» TASK STATEMENT
Return each line of the data below exactly, omitting any pictures.

Dataset items:
· · · ·

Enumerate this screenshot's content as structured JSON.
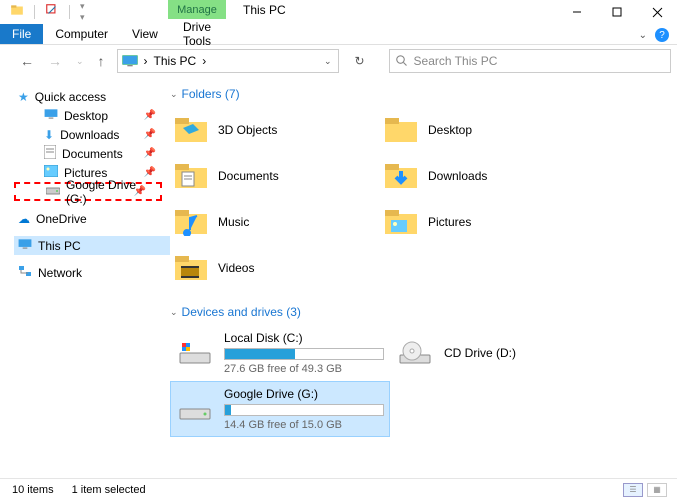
{
  "window": {
    "title": "This PC",
    "context_tab": "Manage",
    "context_sub": "Drive Tools"
  },
  "ribbon": {
    "file": "File",
    "computer": "Computer",
    "view": "View"
  },
  "address": {
    "location": "This PC",
    "sep": "›"
  },
  "search": {
    "placeholder": "Search This PC"
  },
  "sidebar": {
    "quick_access": "Quick access",
    "desktop": "Desktop",
    "downloads": "Downloads",
    "documents": "Documents",
    "pictures": "Pictures",
    "gdrive": "Google Drive (G:)",
    "onedrive": "OneDrive",
    "thispc": "This PC",
    "network": "Network"
  },
  "sections": {
    "folders_header": "Folders (7)",
    "drives_header": "Devices and drives (3)"
  },
  "folders": {
    "objects3d": "3D Objects",
    "desktop": "Desktop",
    "documents": "Documents",
    "downloads": "Downloads",
    "music": "Music",
    "pictures": "Pictures",
    "videos": "Videos"
  },
  "drives": {
    "local": {
      "name": "Local Disk (C:)",
      "free": "27.6 GB free of 49.3 GB",
      "fill_pct": 44
    },
    "cd": {
      "name": "CD Drive (D:)"
    },
    "google": {
      "name": "Google Drive (G:)",
      "free": "14.4 GB free of 15.0 GB",
      "fill_pct": 4
    }
  },
  "status": {
    "count": "10 items",
    "selected": "1 item selected"
  }
}
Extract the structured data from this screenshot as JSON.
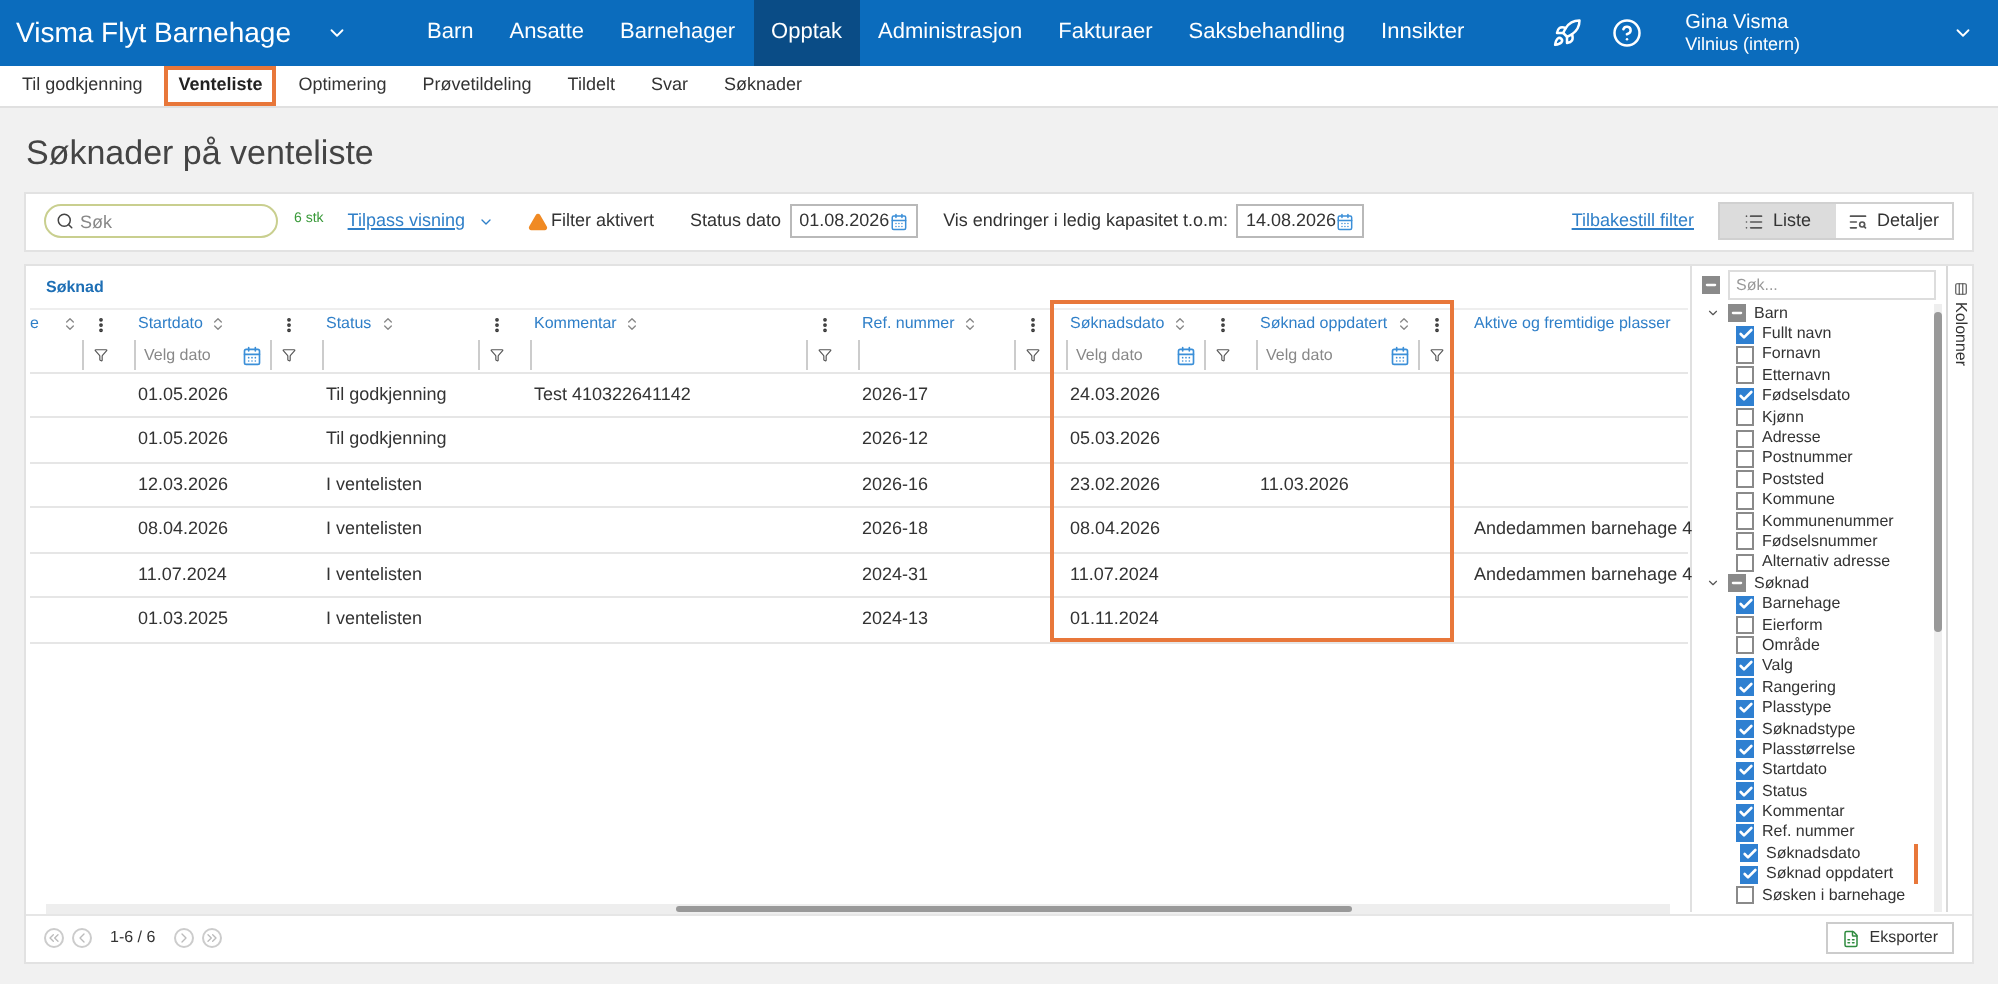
{
  "topbar": {
    "app_title": "Visma Flyt Barnehage",
    "menu": [
      {
        "label": "Barn",
        "selected": false
      },
      {
        "label": "Ansatte",
        "selected": false
      },
      {
        "label": "Barnehager",
        "selected": false
      },
      {
        "label": "Opptak",
        "selected": true
      },
      {
        "label": "Administrasjon",
        "selected": false
      },
      {
        "label": "Fakturaer",
        "selected": false
      },
      {
        "label": "Saksbehandling",
        "selected": false
      },
      {
        "label": "Innsikter",
        "selected": false
      }
    ],
    "user_name": "Gina Visma",
    "user_org": "Vilnius (intern)"
  },
  "subnav": [
    {
      "label": "Til godkjenning",
      "selected": false,
      "highlighted": false
    },
    {
      "label": "Venteliste",
      "selected": true,
      "highlighted": true
    },
    {
      "label": "Optimering",
      "selected": false,
      "highlighted": false
    },
    {
      "label": "Prøvetildeling",
      "selected": false,
      "highlighted": false
    },
    {
      "label": "Tildelt",
      "selected": false,
      "highlighted": false
    },
    {
      "label": "Svar",
      "selected": false,
      "highlighted": false
    },
    {
      "label": "Søknader",
      "selected": false,
      "highlighted": false
    }
  ],
  "page_title": "Søknader på venteliste",
  "toolbar": {
    "search_placeholder": "Søk",
    "count": "6 stk",
    "customize_link": "Tilpass visning",
    "filter_warning": "Filter aktivert",
    "status_date_label": "Status dato",
    "status_date": "01.08.2026",
    "changes_label": "Vis endringer i ledig kapasitet t.o.m:",
    "changes_date": "14.08.2026",
    "reset_link": "Tilbakestill filter",
    "views": [
      {
        "label": "Liste",
        "kind": "list",
        "selected": true
      },
      {
        "label": "Detaljer",
        "kind": "details",
        "selected": false
      }
    ]
  },
  "grid": {
    "group_header": "Søknad",
    "columns": [
      {
        "label": "e",
        "kind": "text",
        "highlighted": false
      },
      {
        "label": "Startdato",
        "kind": "date",
        "placeholder": "Velg dato",
        "highlighted": false
      },
      {
        "label": "Status",
        "kind": "text",
        "highlighted": false
      },
      {
        "label": "Kommentar",
        "kind": "text",
        "highlighted": false
      },
      {
        "label": "Ref. nummer",
        "kind": "text",
        "highlighted": false
      },
      {
        "label": "Søknadsdato",
        "kind": "date",
        "placeholder": "Velg dato",
        "highlighted": true
      },
      {
        "label": "Søknad oppdatert",
        "kind": "date",
        "placeholder": "Velg dato",
        "highlighted": true
      },
      {
        "label": "Aktive og fremtidige plasser",
        "kind": "plain",
        "highlighted": false
      }
    ],
    "rows": [
      [
        null,
        "01.05.2026",
        "Til godkjenning",
        "Test 410322641142",
        "2026-17",
        "24.03.2026",
        null,
        null
      ],
      [
        null,
        "01.05.2026",
        "Til godkjenning",
        null,
        "2026-12",
        "05.03.2026",
        null,
        null
      ],
      [
        null,
        "12.03.2026",
        "I ventelisten",
        null,
        "2026-16",
        "23.02.2026",
        "11.03.2026",
        null
      ],
      [
        null,
        "08.04.2026",
        "I ventelisten",
        null,
        "2026-18",
        "08.04.2026",
        null,
        "Andedammen barnehage 4"
      ],
      [
        null,
        "11.07.2024",
        "I ventelisten",
        null,
        "2024-31",
        "11.07.2024",
        null,
        "Andedammen barnehage 4"
      ],
      [
        null,
        "01.03.2025",
        "I ventelisten",
        null,
        "2024-13",
        "01.11.2024",
        null,
        null
      ]
    ],
    "pagination": "1-6 / 6",
    "export_button": "Eksporter"
  },
  "columns_panel": {
    "select_all_indeterminate": true,
    "search_placeholder": "Søk...",
    "side_tab": "Kolonner",
    "groups": [
      {
        "label": "Barn",
        "expanded": true,
        "indeterminate": true,
        "children": [
          {
            "label": "Fullt navn",
            "checked": true,
            "highlighted": false
          },
          {
            "label": "Fornavn",
            "checked": false,
            "highlighted": false
          },
          {
            "label": "Etternavn",
            "checked": false,
            "highlighted": false
          },
          {
            "label": "Fødselsdato",
            "checked": true,
            "highlighted": false
          },
          {
            "label": "Kjønn",
            "checked": false,
            "highlighted": false
          },
          {
            "label": "Adresse",
            "checked": false,
            "highlighted": false
          },
          {
            "label": "Postnummer",
            "checked": false,
            "highlighted": false
          },
          {
            "label": "Poststed",
            "checked": false,
            "highlighted": false
          },
          {
            "label": "Kommune",
            "checked": false,
            "highlighted": false
          },
          {
            "label": "Kommunenummer",
            "checked": false,
            "highlighted": false
          },
          {
            "label": "Fødselsnummer",
            "checked": false,
            "highlighted": false
          },
          {
            "label": "Alternativ adresse",
            "checked": false,
            "highlighted": false
          }
        ]
      },
      {
        "label": "Søknad",
        "expanded": true,
        "indeterminate": true,
        "children": [
          {
            "label": "Barnehage",
            "checked": true,
            "highlighted": false
          },
          {
            "label": "Eierform",
            "checked": false,
            "highlighted": false
          },
          {
            "label": "Område",
            "checked": false,
            "highlighted": false
          },
          {
            "label": "Valg",
            "checked": true,
            "highlighted": false
          },
          {
            "label": "Rangering",
            "checked": true,
            "highlighted": false
          },
          {
            "label": "Plasstype",
            "checked": true,
            "highlighted": false
          },
          {
            "label": "Søknadstype",
            "checked": true,
            "highlighted": false
          },
          {
            "label": "Plasstørrelse",
            "checked": true,
            "highlighted": false
          },
          {
            "label": "Startdato",
            "checked": true,
            "highlighted": false
          },
          {
            "label": "Status",
            "checked": true,
            "highlighted": false
          },
          {
            "label": "Kommentar",
            "checked": true,
            "highlighted": false
          },
          {
            "label": "Ref. nummer",
            "checked": true,
            "highlighted": false
          },
          {
            "label": "Søknadsdato",
            "checked": true,
            "highlighted": true
          },
          {
            "label": "Søknad oppdatert",
            "checked": true,
            "highlighted": true
          },
          {
            "label": "Søsken i barnehage",
            "checked": false,
            "highlighted": false
          }
        ]
      }
    ]
  }
}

· · · ·

» THE SOLUTION
Enumerate this screenshot's content as structured JSON.
{
  "window": {
    "title": "This PC",
    "context_tab": "Manage",
    "context_sub": "Drive Tools"
  },
  "ribbon": {
    "file": "File",
    "computer": "Computer",
    "view": "View"
  },
  "address": {
    "location": "This PC",
    "sep": "›"
  },
  "search": {
    "placeholder": "Search This PC"
  },
  "sidebar": {
    "quick_access": "Quick access",
    "desktop": "Desktop",
    "downloads": "Downloads",
    "documents": "Documents",
    "pictures": "Pictures",
    "gdrive": "Google Drive (G:)",
    "onedrive": "OneDrive",
    "thispc": "This PC",
    "network": "Network"
  },
  "sections": {
    "folders_header": "Folders (7)",
    "drives_header": "Devices and drives (3)"
  },
  "folders": {
    "objects3d": "3D Objects",
    "desktop": "Desktop",
    "documents": "Documents",
    "downloads": "Downloads",
    "music": "Music",
    "pictures": "Pictures",
    "videos": "Videos"
  },
  "drives": {
    "local": {
      "name": "Local Disk (C:)",
      "free": "27.6 GB free of 49.3 GB",
      "fill_pct": 44
    },
    "cd": {
      "name": "CD Drive (D:)"
    },
    "google": {
      "name": "Google Drive (G:)",
      "free": "14.4 GB free of 15.0 GB",
      "fill_pct": 4
    }
  },
  "status": {
    "count": "10 items",
    "selected": "1 item selected"
  }
}
Extract the structured data from this screenshot as JSON.
{
  "topbar": {
    "app_title": "Visma Flyt Barnehage",
    "menu": [
      {
        "label": "Barn",
        "selected": false
      },
      {
        "label": "Ansatte",
        "selected": false
      },
      {
        "label": "Barnehager",
        "selected": false
      },
      {
        "label": "Opptak",
        "selected": true
      },
      {
        "label": "Administrasjon",
        "selected": false
      },
      {
        "label": "Fakturaer",
        "selected": false
      },
      {
        "label": "Saksbehandling",
        "selected": false
      },
      {
        "label": "Innsikter",
        "selected": false
      }
    ],
    "user_name": "Gina Visma",
    "user_org": "Vilnius (intern)"
  },
  "subnav": [
    {
      "label": "Til godkjenning",
      "selected": false,
      "highlighted": false
    },
    {
      "label": "Venteliste",
      "selected": true,
      "highlighted": true
    },
    {
      "label": "Optimering",
      "selected": false,
      "highlighted": false
    },
    {
      "label": "Prøvetildeling",
      "selected": false,
      "highlighted": false
    },
    {
      "label": "Tildelt",
      "selected": false,
      "highlighted": false
    },
    {
      "label": "Svar",
      "selected": false,
      "highlighted": false
    },
    {
      "label": "Søknader",
      "selected": false,
      "highlighted": false
    }
  ],
  "page_title": "Søknader på venteliste",
  "toolbar": {
    "search_placeholder": "Søk",
    "count": "6 stk",
    "customize_link": "Tilpass visning",
    "filter_warning": "Filter aktivert",
    "status_date_label": "Status dato",
    "status_date": "01.08.2026",
    "changes_label": "Vis endringer i ledig kapasitet t.o.m:",
    "changes_date": "14.08.2026",
    "reset_link": "Tilbakestill filter",
    "views": [
      {
        "label": "Liste",
        "kind": "list",
        "selected": true
      },
      {
        "label": "Detaljer",
        "kind": "details",
        "selected": false
      }
    ]
  },
  "grid": {
    "group_header": "Søknad",
    "columns": [
      {
        "label": "e",
        "kind": "text",
        "highlighted": false
      },
      {
        "label": "Startdato",
        "kind": "date",
        "placeholder": "Velg dato",
        "highlighted": false
      },
      {
        "label": "Status",
        "kind": "text",
        "highlighted": false
      },
      {
        "label": "Kommentar",
        "kind": "text",
        "highlighted": false
      },
      {
        "label": "Ref. nummer",
        "kind": "text",
        "highlighted": false
      },
      {
        "label": "Søknadsdato",
        "kind": "date",
        "placeholder": "Velg dato",
        "highlighted": true
      },
      {
        "label": "Søknad oppdatert",
        "kind": "date",
        "placeholder": "Velg dato",
        "highlighted": true
      },
      {
        "label": "Aktive og fremtidige plasser",
        "kind": "plain",
        "highlighted": false
      }
    ],
    "rows": [
      [
        null,
        "01.05.2026",
        "Til godkjenning",
        "Test 410322641142",
        "2026-17",
        "24.03.2026",
        null,
        null
      ],
      [
        null,
        "01.05.2026",
        "Til godkjenning",
        null,
        "2026-12",
        "05.03.2026",
        null,
        null
      ],
      [
        null,
        "12.03.2026",
        "I ventelisten",
        null,
        "2026-16",
        "23.02.2026",
        "11.03.2026",
        null
      ],
      [
        null,
        "08.04.2026",
        "I ventelisten",
        null,
        "2026-18",
        "08.04.2026",
        null,
        "Andedammen barnehage 4"
      ],
      [
        null,
        "11.07.2024",
        "I ventelisten",
        null,
        "2024-31",
        "11.07.2024",
        null,
        "Andedammen barnehage 4"
      ],
      [
        null,
        "01.03.2025",
        "I ventelisten",
        null,
        "2024-13",
        "01.11.2024",
        null,
        null
      ]
    ],
    "pagination": "1-6 / 6",
    "export_button": "Eksporter"
  },
  "columns_panel": {
    "select_all_indeterminate": true,
    "search_placeholder": "Søk...",
    "side_tab": "Kolonner",
    "groups": [
      {
        "label": "Barn",
        "expanded": true,
        "indeterminate": true,
        "children": [
          {
            "label": "Fullt navn",
            "checked": true,
            "highlighted": false
          },
          {
            "label": "Fornavn",
            "checked": false,
            "highlighted": false
          },
          {
            "label": "Etternavn",
            "checked": false,
            "highlighted": false
          },
          {
            "label": "Fødselsdato",
            "checked": true,
            "highlighted": false
          },
          {
            "label": "Kjønn",
            "checked": false,
            "highlighted": false
          },
          {
            "label": "Adresse",
            "checked": false,
            "highlighted": false
          },
          {
            "label": "Postnummer",
            "checked": false,
            "highlighted": false
          },
          {
            "label": "Poststed",
            "checked": false,
            "highlighted": false
          },
          {
            "label": "Kommune",
            "checked": false,
            "highlighted": false
          },
          {
            "label": "Kommunenummer",
            "checked": false,
            "highlighted": false
          },
          {
            "label": "Fødselsnummer",
            "checked": false,
            "highlighted": false
          },
          {
            "label": "Alternativ adresse",
            "checked": false,
            "highlighted": false
          }
        ]
      },
      {
        "label": "Søknad",
        "expanded": true,
        "indeterminate": true,
        "children": [
          {
            "label": "Barnehage",
            "checked": true,
            "highlighted": false
          },
          {
            "label": "Eierform",
            "checked": false,
            "highlighted": false
          },
          {
            "label": "Område",
            "checked": false,
            "highlighted": false
          },
          {
            "label": "Valg",
            "checked": true,
            "highlighted": false
          },
          {
            "label": "Rangering",
            "checked": true,
            "highlighted": false
          },
          {
            "label": "Plasstype",
            "checked": true,
            "highlighted": false
          },
          {
            "label": "Søknadstype",
            "checked": true,
            "highlighted": false
          },
          {
            "label": "Plasstørrelse",
            "checked": true,
            "highlighted": false
          },
          {
            "label": "Startdato",
            "checked": true,
            "highlighted": false
          },
          {
            "label": "Status",
            "checked": true,
            "highlighted": false
          },
          {
            "label": "Kommentar",
            "checked": true,
            "highlighted": false
          },
          {
            "label": "Ref. nummer",
            "checked": true,
            "highlighted": false
          },
          {
            "label": "Søknadsdato",
            "checked": true,
            "highlighted": true
          },
          {
            "label": "Søknad oppdatert",
            "checked": true,
            "highlighted": true
          },
          {
            "label": "Søsken i barnehage",
            "checked": false,
            "highlighted": false
          }
        ]
      }
    ]
  }
}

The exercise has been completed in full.